## [WHAT YOU NEED TO DO]
Below is some material; transcribe all of it exactly.

Figure contents as structured data:
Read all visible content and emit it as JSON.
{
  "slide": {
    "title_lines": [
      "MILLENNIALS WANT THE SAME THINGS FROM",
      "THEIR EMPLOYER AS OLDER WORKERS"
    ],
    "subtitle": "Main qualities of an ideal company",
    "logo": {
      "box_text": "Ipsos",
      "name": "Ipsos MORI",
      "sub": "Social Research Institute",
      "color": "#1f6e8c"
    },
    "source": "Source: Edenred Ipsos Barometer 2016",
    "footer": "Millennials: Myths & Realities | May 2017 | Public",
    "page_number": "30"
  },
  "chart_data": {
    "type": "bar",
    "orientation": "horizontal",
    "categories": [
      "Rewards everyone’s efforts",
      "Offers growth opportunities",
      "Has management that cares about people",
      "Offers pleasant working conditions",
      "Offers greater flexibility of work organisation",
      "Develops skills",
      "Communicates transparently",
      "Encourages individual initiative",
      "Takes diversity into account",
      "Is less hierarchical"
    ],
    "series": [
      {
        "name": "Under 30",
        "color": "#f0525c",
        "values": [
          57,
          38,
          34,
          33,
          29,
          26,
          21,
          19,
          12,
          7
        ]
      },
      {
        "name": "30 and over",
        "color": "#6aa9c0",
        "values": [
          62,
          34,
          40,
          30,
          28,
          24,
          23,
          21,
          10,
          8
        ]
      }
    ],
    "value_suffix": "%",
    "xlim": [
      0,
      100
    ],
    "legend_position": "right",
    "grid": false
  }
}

## [THE ANSWER]
Read all visible content and emit it as JSON.
{
  "slide": {
    "title_lines": [
      "MILLENNIALS WANT THE SAME THINGS FROM",
      "THEIR EMPLOYER AS OLDER WORKERS"
    ],
    "subtitle": "Main qualities of an ideal company",
    "logo": {
      "box_text": "Ipsos",
      "name": "Ipsos MORI",
      "sub": "Social Research Institute",
      "color": "#1f6e8c"
    },
    "source": "Source: Edenred Ipsos Barometer 2016",
    "footer": "Millennials: Myths & Realities | May 2017 | Public",
    "page_number": "30"
  },
  "chart_data": {
    "type": "bar",
    "orientation": "horizontal",
    "categories": [
      "Rewards everyone’s efforts",
      "Offers growth opportunities",
      "Has management that cares about people",
      "Offers pleasant working conditions",
      "Offers greater flexibility of work organisation",
      "Develops skills",
      "Communicates transparently",
      "Encourages individual initiative",
      "Takes diversity into account",
      "Is less hierarchical"
    ],
    "series": [
      {
        "name": "Under 30",
        "color": "#f0525c",
        "values": [
          57,
          38,
          34,
          33,
          29,
          26,
          21,
          19,
          12,
          7
        ]
      },
      {
        "name": "30 and over",
        "color": "#6aa9c0",
        "values": [
          62,
          34,
          40,
          30,
          28,
          24,
          23,
          21,
          10,
          8
        ]
      }
    ],
    "value_suffix": "%",
    "xlim": [
      0,
      100
    ],
    "legend_position": "right",
    "grid": false
  }
}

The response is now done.